── Information shown ──

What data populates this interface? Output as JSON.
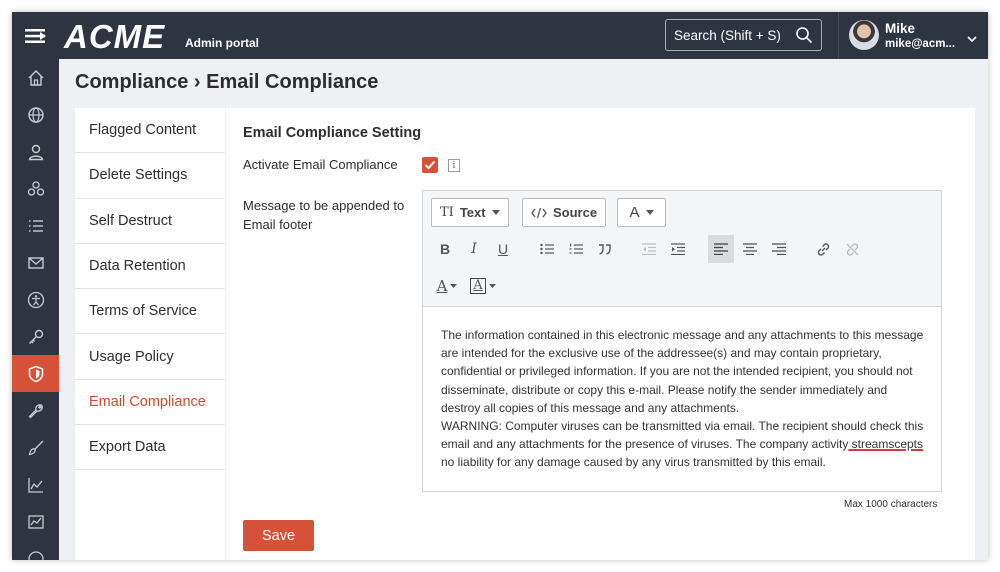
{
  "app": {
    "logo": "ACME",
    "portal": "Admin portal"
  },
  "search": {
    "placeholder": "Search (Shift + S)"
  },
  "user": {
    "name": "Mike",
    "email": "mike@acm..."
  },
  "sidebar": {
    "icons": [
      "home-icon",
      "globe-icon",
      "user-icon",
      "network-icon",
      "list-icon",
      "mail-icon",
      "accessibility-icon",
      "key-icon",
      "shield-icon",
      "wrench-icon",
      "brush-icon",
      "area-chart-icon",
      "trend-chart-icon",
      "help-icon"
    ],
    "active": "shield-icon"
  },
  "breadcrumb": "Compliance › Email Compliance",
  "menu": {
    "items": [
      {
        "label": "Flagged Content"
      },
      {
        "label": "Delete Settings"
      },
      {
        "label": "Self Destruct"
      },
      {
        "label": "Data Retention"
      },
      {
        "label": "Terms of Service"
      },
      {
        "label": "Usage Policy"
      },
      {
        "label": "Email Compliance"
      },
      {
        "label": "Export Data"
      }
    ],
    "active_index": 6
  },
  "main": {
    "section_title": "Email Compliance Setting",
    "activate_label": "Activate Email Compliance",
    "activate_checked": true,
    "info_glyph": "i",
    "footer_label_1": "Message to be appended to",
    "footer_label_2": "Email footer",
    "toolbar": {
      "text_btn": "Text",
      "source_btn": "Source",
      "font_btn": "A"
    },
    "body_part1": "The information contained in this electronic message and any attachments to this message are intended for the exclusive use of the addressee(s) and may contain proprietary, confidential or privileged information. If you are not the intended recipient, you should not disseminate, distribute or copy this e-mail. Please notify the sender immediately and destroy all copies of this message and any attachments.",
    "body_part2": "WARNING: Computer viruses can be transmitted via email. The recipient should check this email and any attachments for the presence of viruses. The company activity",
    "body_misspelled": " streamscepts",
    "body_part3": "no liability for any damage caused by any virus transmitted by this email.",
    "max_chars": "Max 1000 characters",
    "save_label": "Save"
  },
  "colors": {
    "accent": "#d55138",
    "topbar": "#2e3440"
  }
}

───

■ Your objective: Copy out each line of the data in which the word "recipient" appears.

■ Response:
    "body_part1": "The information contained in this electronic message and any attachments to this message are intended for the exclusive use of the addressee(s) and may contain proprietary, confidential or privileged information. If you are not the intended recipient, you should not disseminate, distribute or copy this e-mail. Please notify the sender immediately and destroy all copies of this message and any attachments.",
    "body_part2": "WARNING: Computer viruses can be transmitted via email. The recipient should check this email and any attachments for the presence of viruses. The company activity",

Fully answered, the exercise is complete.